* [Problem statement] Repeat each line exactly, leaving nothing out.

* [Extracted data]
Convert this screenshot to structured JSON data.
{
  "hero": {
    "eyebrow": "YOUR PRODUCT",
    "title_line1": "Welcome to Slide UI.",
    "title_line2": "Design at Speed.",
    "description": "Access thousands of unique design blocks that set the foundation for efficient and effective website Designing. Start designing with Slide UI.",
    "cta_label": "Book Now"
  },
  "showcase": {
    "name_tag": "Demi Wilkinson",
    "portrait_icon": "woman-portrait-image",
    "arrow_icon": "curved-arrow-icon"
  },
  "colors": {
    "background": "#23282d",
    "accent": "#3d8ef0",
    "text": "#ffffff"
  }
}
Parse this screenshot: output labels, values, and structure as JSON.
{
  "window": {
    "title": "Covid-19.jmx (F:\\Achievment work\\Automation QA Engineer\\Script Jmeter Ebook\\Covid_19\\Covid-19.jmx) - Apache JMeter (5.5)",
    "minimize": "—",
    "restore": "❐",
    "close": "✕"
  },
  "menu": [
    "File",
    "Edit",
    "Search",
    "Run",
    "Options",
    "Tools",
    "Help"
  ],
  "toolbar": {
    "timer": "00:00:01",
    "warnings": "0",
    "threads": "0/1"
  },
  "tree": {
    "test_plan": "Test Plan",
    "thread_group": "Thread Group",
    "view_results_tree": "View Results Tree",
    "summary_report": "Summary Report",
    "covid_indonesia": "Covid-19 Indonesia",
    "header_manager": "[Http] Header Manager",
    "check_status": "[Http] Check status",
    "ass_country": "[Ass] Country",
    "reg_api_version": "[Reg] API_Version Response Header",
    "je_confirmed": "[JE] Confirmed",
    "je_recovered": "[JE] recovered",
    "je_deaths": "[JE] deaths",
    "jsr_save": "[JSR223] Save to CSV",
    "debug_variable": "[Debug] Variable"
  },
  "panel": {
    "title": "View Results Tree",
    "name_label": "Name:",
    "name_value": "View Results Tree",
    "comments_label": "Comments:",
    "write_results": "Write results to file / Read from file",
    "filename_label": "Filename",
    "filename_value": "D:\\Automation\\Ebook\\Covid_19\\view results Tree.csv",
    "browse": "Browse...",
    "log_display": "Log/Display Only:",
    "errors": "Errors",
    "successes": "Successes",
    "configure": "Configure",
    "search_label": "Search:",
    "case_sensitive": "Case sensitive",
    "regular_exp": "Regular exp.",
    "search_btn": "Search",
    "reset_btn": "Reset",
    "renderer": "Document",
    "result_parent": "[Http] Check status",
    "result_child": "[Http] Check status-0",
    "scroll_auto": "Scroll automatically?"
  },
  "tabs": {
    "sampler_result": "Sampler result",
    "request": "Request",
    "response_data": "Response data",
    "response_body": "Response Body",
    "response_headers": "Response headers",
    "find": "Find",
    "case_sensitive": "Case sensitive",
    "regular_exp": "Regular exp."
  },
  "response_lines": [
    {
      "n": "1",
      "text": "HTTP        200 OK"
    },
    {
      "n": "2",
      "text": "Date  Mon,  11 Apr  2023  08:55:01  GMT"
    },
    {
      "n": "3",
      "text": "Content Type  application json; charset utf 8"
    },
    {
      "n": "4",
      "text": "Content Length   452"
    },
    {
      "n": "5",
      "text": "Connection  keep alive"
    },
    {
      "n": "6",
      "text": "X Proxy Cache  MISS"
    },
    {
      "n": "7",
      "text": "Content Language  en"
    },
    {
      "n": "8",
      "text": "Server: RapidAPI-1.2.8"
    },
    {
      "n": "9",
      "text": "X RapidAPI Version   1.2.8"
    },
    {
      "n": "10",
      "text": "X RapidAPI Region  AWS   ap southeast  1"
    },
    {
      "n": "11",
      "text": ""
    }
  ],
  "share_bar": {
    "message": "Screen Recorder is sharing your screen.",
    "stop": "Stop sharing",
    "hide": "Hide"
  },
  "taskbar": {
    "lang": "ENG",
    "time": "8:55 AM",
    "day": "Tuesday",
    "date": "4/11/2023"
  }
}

* [Answer to the problem]
Convert this screenshot to structured JSON data.
{
  "hero": {
    "eyebrow": "YOUR PRODUCT",
    "title_line1": "Welcome to Slide UI.",
    "title_line2": "Design at Speed.",
    "description": "Access thousands of unique design blocks that set the foundation for efficient and effective website Designing. Start designing with Slide UI.",
    "cta_label": "Book Now"
  },
  "showcase": {
    "name_tag": "Demi Wilkinson",
    "portrait_icon": "woman-portrait-image",
    "arrow_icon": "curved-arrow-icon"
  },
  "colors": {
    "background": "#23282d",
    "accent": "#3d8ef0",
    "text": "#ffffff"
  }
}
Parse this screenshot: output labels, values, and structure as JSON.
{
  "window": {
    "title": "Covid-19.jmx (F:\\Achievment work\\Automation QA Engineer\\Script Jmeter Ebook\\Covid_19\\Covid-19.jmx) - Apache JMeter (5.5)",
    "minimize": "—",
    "restore": "❐",
    "close": "✕"
  },
  "menu": [
    "File",
    "Edit",
    "Search",
    "Run",
    "Options",
    "Tools",
    "Help"
  ],
  "toolbar": {
    "timer": "00:00:01",
    "warnings": "0",
    "threads": "0/1"
  },
  "tree": {
    "test_plan": "Test Plan",
    "thread_group": "Thread Group",
    "view_results_tree": "View Results Tree",
    "summary_report": "Summary Report",
    "covid_indonesia": "Covid-19 Indonesia",
    "header_manager": "[Http] Header Manager",
    "check_status": "[Http] Check status",
    "ass_country": "[Ass] Country",
    "reg_api_version": "[Reg] API_Version Response Header",
    "je_confirmed": "[JE] Confirmed",
    "je_recovered": "[JE] recovered",
    "je_deaths": "[JE] deaths",
    "jsr_save": "[JSR223] Save to CSV",
    "debug_variable": "[Debug] Variable"
  },
  "panel": {
    "title": "View Results Tree",
    "name_label": "Name:",
    "name_value": "View Results Tree",
    "comments_label": "Comments:",
    "write_results": "Write results to file / Read from file",
    "filename_label": "Filename",
    "filename_value": "D:\\Automation\\Ebook\\Covid_19\\view results Tree.csv",
    "browse": "Browse...",
    "log_display": "Log/Display Only:",
    "errors": "Errors",
    "successes": "Successes",
    "configure": "Configure",
    "search_label": "Search:",
    "case_sensitive": "Case sensitive",
    "regular_exp": "Regular exp.",
    "search_btn": "Search",
    "reset_btn": "Reset",
    "renderer": "Document",
    "result_parent": "[Http] Check status",
    "result_child": "[Http] Check status-0",
    "scroll_auto": "Scroll automatically?"
  },
  "tabs": {
    "sampler_result": "Sampler result",
    "request": "Request",
    "response_data": "Response data",
    "response_body": "Response Body",
    "response_headers": "Response headers",
    "find": "Find",
    "case_sensitive": "Case sensitive",
    "regular_exp": "Regular exp."
  },
  "response_lines": [
    {
      "n": "1",
      "text": "HTTP        200 OK"
    },
    {
      "n": "2",
      "text": "Date  Mon,  11 Apr  2023  08:55:01  GMT"
    },
    {
      "n": "3",
      "text": "Content Type  application json; charset utf 8"
    },
    {
      "n": "4",
      "text": "Content Length   452"
    },
    {
      "n": "5",
      "text": "Connection  keep alive"
    },
    {
      "n": "6",
      "text": "X Proxy Cache  MISS"
    },
    {
      "n": "7",
      "text": "Content Language  en"
    },
    {
      "n": "8",
      "text": "Server: RapidAPI-1.2.8"
    },
    {
      "n": "9",
      "text": "X RapidAPI Version   1.2.8"
    },
    {
      "n": "10",
      "text": "X RapidAPI Region  AWS   ap southeast  1"
    },
    {
      "n": "11",
      "text": ""
    }
  ],
  "share_bar": {
    "message": "Screen Recorder is sharing your screen.",
    "stop": "Stop sharing",
    "hide": "Hide"
  },
  "taskbar": {
    "lang": "ENG",
    "time": "8:55 AM",
    "day": "Tuesday",
    "date": "4/11/2023"
  }
}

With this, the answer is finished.